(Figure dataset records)
___

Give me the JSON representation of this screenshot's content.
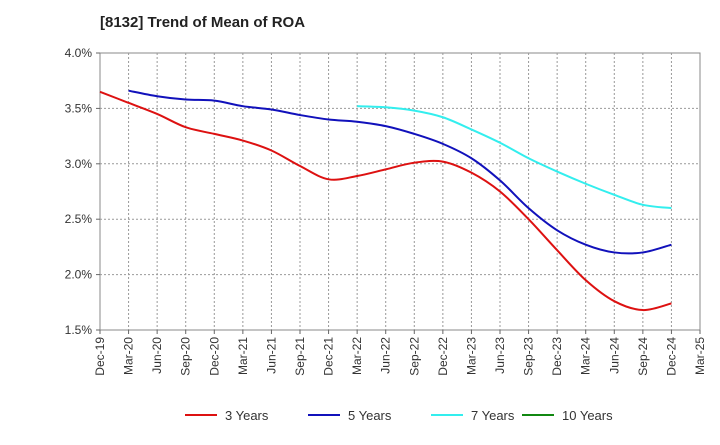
{
  "chart_data": {
    "type": "line",
    "title": "[8132]  Trend of Mean of ROA",
    "xlabel": "",
    "ylabel": "",
    "ylim": [
      1.5,
      4.0
    ],
    "yticks": [
      1.5,
      2.0,
      2.5,
      3.0,
      3.5,
      4.0
    ],
    "ytick_labels": [
      "1.5%",
      "2.0%",
      "2.5%",
      "3.0%",
      "3.5%",
      "4.0%"
    ],
    "categories": [
      "Dec-19",
      "Mar-20",
      "Jun-20",
      "Sep-20",
      "Dec-20",
      "Mar-21",
      "Jun-21",
      "Sep-21",
      "Dec-21",
      "Mar-22",
      "Jun-22",
      "Sep-22",
      "Dec-22",
      "Mar-23",
      "Jun-23",
      "Sep-23",
      "Dec-23",
      "Mar-24",
      "Jun-24",
      "Sep-24",
      "Dec-24",
      "Mar-25"
    ],
    "grid": true,
    "legend_position": "bottom",
    "series": [
      {
        "name": "3 Years",
        "color": "#dd1111",
        "values": [
          3.65,
          3.55,
          3.45,
          3.33,
          3.27,
          3.21,
          3.12,
          2.98,
          2.86,
          2.89,
          2.95,
          3.01,
          3.02,
          2.92,
          2.75,
          2.5,
          2.22,
          1.95,
          1.76,
          1.68,
          1.74,
          null
        ]
      },
      {
        "name": "5 Years",
        "color": "#1111bb",
        "values": [
          null,
          3.66,
          3.61,
          3.58,
          3.57,
          3.52,
          3.49,
          3.44,
          3.4,
          3.38,
          3.34,
          3.27,
          3.18,
          3.05,
          2.85,
          2.6,
          2.4,
          2.27,
          2.2,
          2.2,
          2.27,
          null
        ]
      },
      {
        "name": "7 Years",
        "color": "#33eeee",
        "values": [
          null,
          null,
          null,
          null,
          null,
          null,
          null,
          null,
          null,
          3.52,
          3.51,
          3.48,
          3.42,
          3.31,
          3.19,
          3.05,
          2.93,
          2.82,
          2.72,
          2.63,
          2.6,
          null
        ]
      },
      {
        "name": "10 Years",
        "color": "#118811",
        "values": [
          null,
          null,
          null,
          null,
          null,
          null,
          null,
          null,
          null,
          null,
          null,
          null,
          null,
          null,
          null,
          null,
          null,
          null,
          null,
          null,
          null,
          null
        ]
      }
    ]
  }
}
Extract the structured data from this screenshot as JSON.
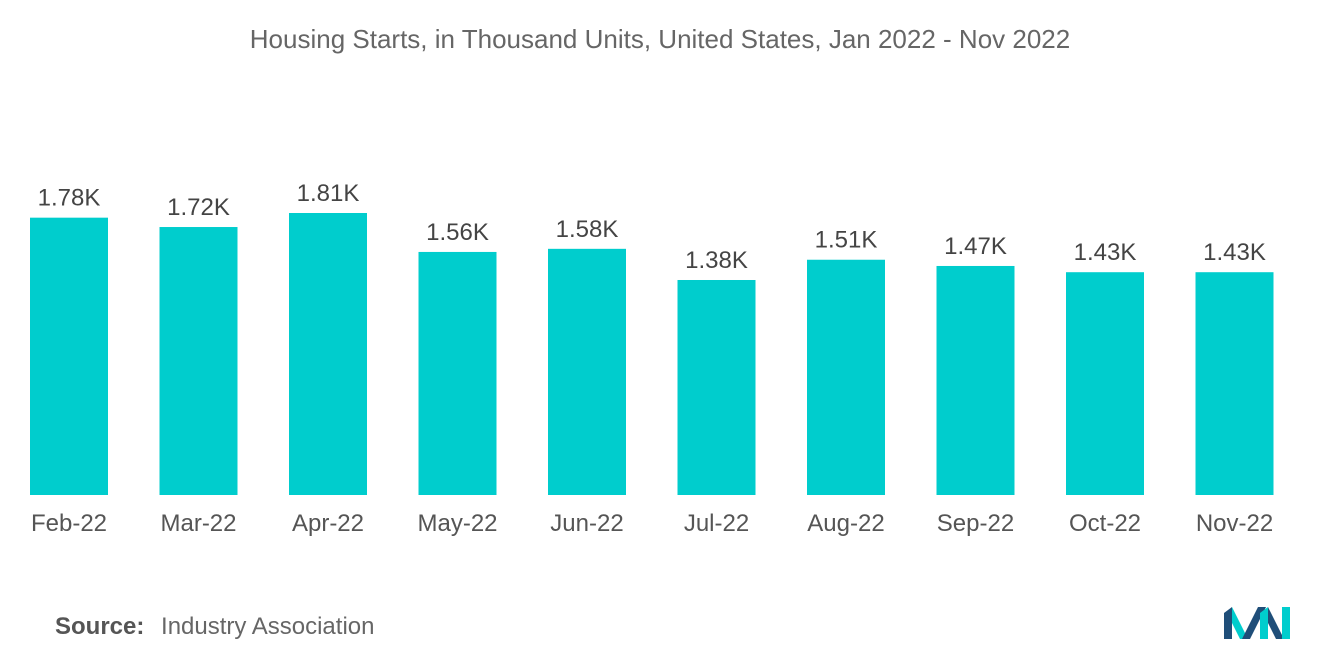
{
  "title": "Housing Starts, in Thousand Units, United States, Jan 2022 - Nov 2022",
  "source_label": "Source:",
  "source_text": "Industry Association",
  "colors": {
    "bar": "#00CDCD",
    "text": "#555555",
    "logo_dark": "#1F4E79",
    "logo_teal": "#00CDCD"
  },
  "chart_data": {
    "type": "bar",
    "title": "Housing Starts, in Thousand Units, United States, Jan 2022 - Nov 2022",
    "categories": [
      "Feb-22",
      "Mar-22",
      "Apr-22",
      "May-22",
      "Jun-22",
      "Jul-22",
      "Aug-22",
      "Sep-22",
      "Oct-22",
      "Nov-22"
    ],
    "values": [
      1.78,
      1.72,
      1.81,
      1.56,
      1.58,
      1.38,
      1.51,
      1.47,
      1.43,
      1.43
    ],
    "labels": [
      "1.78K",
      "1.72K",
      "1.81K",
      "1.56K",
      "1.58K",
      "1.38K",
      "1.51K",
      "1.47K",
      "1.43K",
      "1.43K"
    ],
    "xlabel": "",
    "ylabel": "",
    "ylim": [
      0,
      1.81
    ],
    "grid": false,
    "legend": "none"
  }
}
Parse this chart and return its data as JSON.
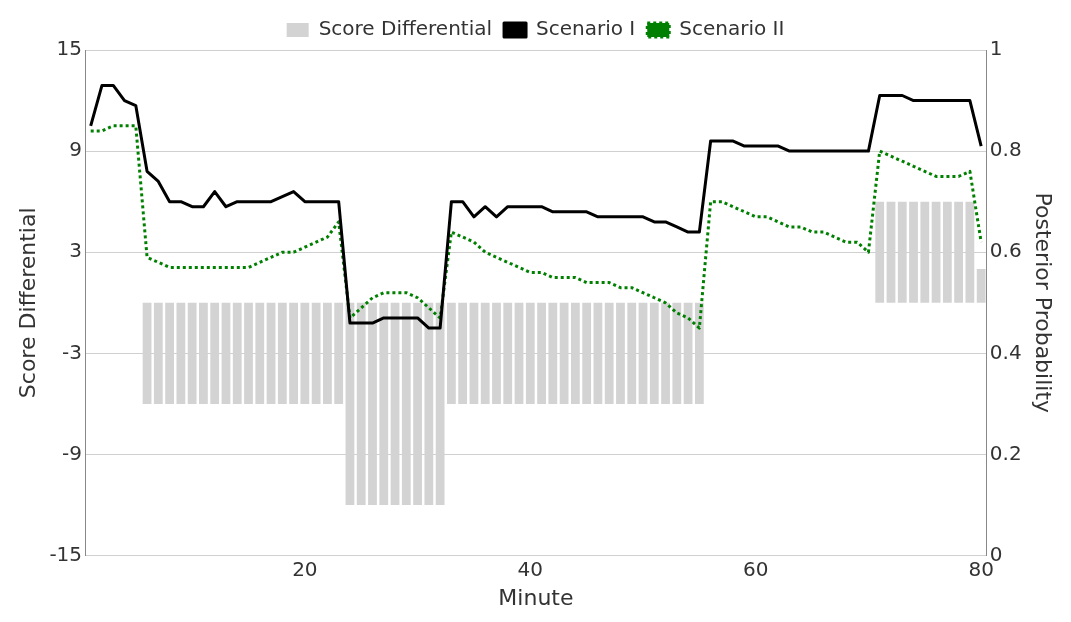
{
  "chart_data": {
    "type": "bar",
    "xlabel": "Minute",
    "ylabel": "Score Differential",
    "y2label": "Posterior Probability",
    "x": [
      1,
      2,
      3,
      4,
      5,
      6,
      7,
      8,
      9,
      10,
      11,
      12,
      13,
      14,
      15,
      16,
      17,
      18,
      19,
      20,
      21,
      22,
      23,
      24,
      25,
      26,
      27,
      28,
      29,
      30,
      31,
      32,
      33,
      34,
      35,
      36,
      37,
      38,
      39,
      40,
      41,
      42,
      43,
      44,
      45,
      46,
      47,
      48,
      49,
      50,
      51,
      52,
      53,
      54,
      55,
      56,
      57,
      58,
      59,
      60,
      61,
      62,
      63,
      64,
      65,
      66,
      67,
      68,
      69,
      70,
      71,
      72,
      73,
      74,
      75,
      76,
      77,
      78,
      79,
      80
    ],
    "xlim": [
      0.5,
      80.5
    ],
    "xticks": [
      20,
      40,
      60,
      80
    ],
    "ylim": [
      -15,
      15
    ],
    "yticks": [
      -15,
      -9,
      -3,
      3,
      9,
      15
    ],
    "y2lim": [
      0,
      1
    ],
    "y2ticks": [
      0,
      0.2,
      0.4,
      0.6,
      0.8,
      1
    ],
    "grid": "y",
    "legend": "top",
    "series": [
      {
        "name": "Score Differential",
        "color": "#d3d3d3",
        "values": [
          0,
          0,
          0,
          0,
          0,
          -6,
          -6,
          -6,
          -6,
          -6,
          -6,
          -6,
          -6,
          -6,
          -6,
          -6,
          -6,
          -6,
          -6,
          -6,
          -6,
          -6,
          -6,
          -12,
          -12,
          -12,
          -12,
          -12,
          -12,
          -12,
          -12,
          -12,
          -6,
          -6,
          -6,
          -6,
          -6,
          -6,
          -6,
          -6,
          -6,
          -6,
          -6,
          -6,
          -6,
          -6,
          -6,
          -6,
          -6,
          -6,
          -6,
          -6,
          -6,
          -6,
          -6,
          0,
          0,
          0,
          0,
          0,
          0,
          0,
          0,
          0,
          0,
          0,
          0,
          0,
          0,
          0,
          6,
          6,
          6,
          6,
          6,
          6,
          6,
          6,
          6,
          2
        ]
      },
      {
        "name": "Scenario I",
        "type": "line",
        "axis": "y2",
        "color": "#000000",
        "line_style": "solid",
        "values": [
          0.85,
          0.93,
          0.93,
          0.9,
          0.89,
          0.76,
          0.74,
          0.7,
          0.7,
          0.69,
          0.69,
          0.72,
          0.69,
          0.7,
          0.7,
          0.7,
          0.7,
          0.71,
          0.72,
          0.7,
          0.7,
          0.7,
          0.7,
          0.46,
          0.46,
          0.46,
          0.47,
          0.47,
          0.47,
          0.47,
          0.45,
          0.45,
          0.7,
          0.7,
          0.67,
          0.69,
          0.67,
          0.69,
          0.69,
          0.69,
          0.69,
          0.68,
          0.68,
          0.68,
          0.68,
          0.67,
          0.67,
          0.67,
          0.67,
          0.67,
          0.66,
          0.66,
          0.65,
          0.64,
          0.64,
          0.82,
          0.82,
          0.82,
          0.81,
          0.81,
          0.81,
          0.81,
          0.8,
          0.8,
          0.8,
          0.8,
          0.8,
          0.8,
          0.8,
          0.8,
          0.91,
          0.91,
          0.91,
          0.9,
          0.9,
          0.9,
          0.9,
          0.9,
          0.9,
          0.81
        ]
      },
      {
        "name": "Scenario II",
        "type": "line",
        "axis": "y2",
        "color": "#008000",
        "line_style": "dotted",
        "values": [
          0.84,
          0.84,
          0.85,
          0.85,
          0.85,
          0.59,
          0.58,
          0.57,
          0.57,
          0.57,
          0.57,
          0.57,
          0.57,
          0.57,
          0.57,
          0.58,
          0.59,
          0.6,
          0.6,
          0.61,
          0.62,
          0.63,
          0.66,
          0.47,
          0.49,
          0.51,
          0.52,
          0.52,
          0.52,
          0.51,
          0.49,
          0.47,
          0.64,
          0.63,
          0.62,
          0.6,
          0.59,
          0.58,
          0.57,
          0.56,
          0.56,
          0.55,
          0.55,
          0.55,
          0.54,
          0.54,
          0.54,
          0.53,
          0.53,
          0.52,
          0.51,
          0.5,
          0.48,
          0.47,
          0.45,
          0.7,
          0.7,
          0.69,
          0.68,
          0.67,
          0.67,
          0.66,
          0.65,
          0.65,
          0.64,
          0.64,
          0.63,
          0.62,
          0.62,
          0.6,
          0.8,
          0.79,
          0.78,
          0.77,
          0.76,
          0.75,
          0.75,
          0.75,
          0.76,
          0.62
        ]
      }
    ]
  }
}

___

Copy out every line in the listing where the word "screenshot" appears.

Give me the JSON representation of this screenshot's content.
Extract the structured data from this screenshot as JSON.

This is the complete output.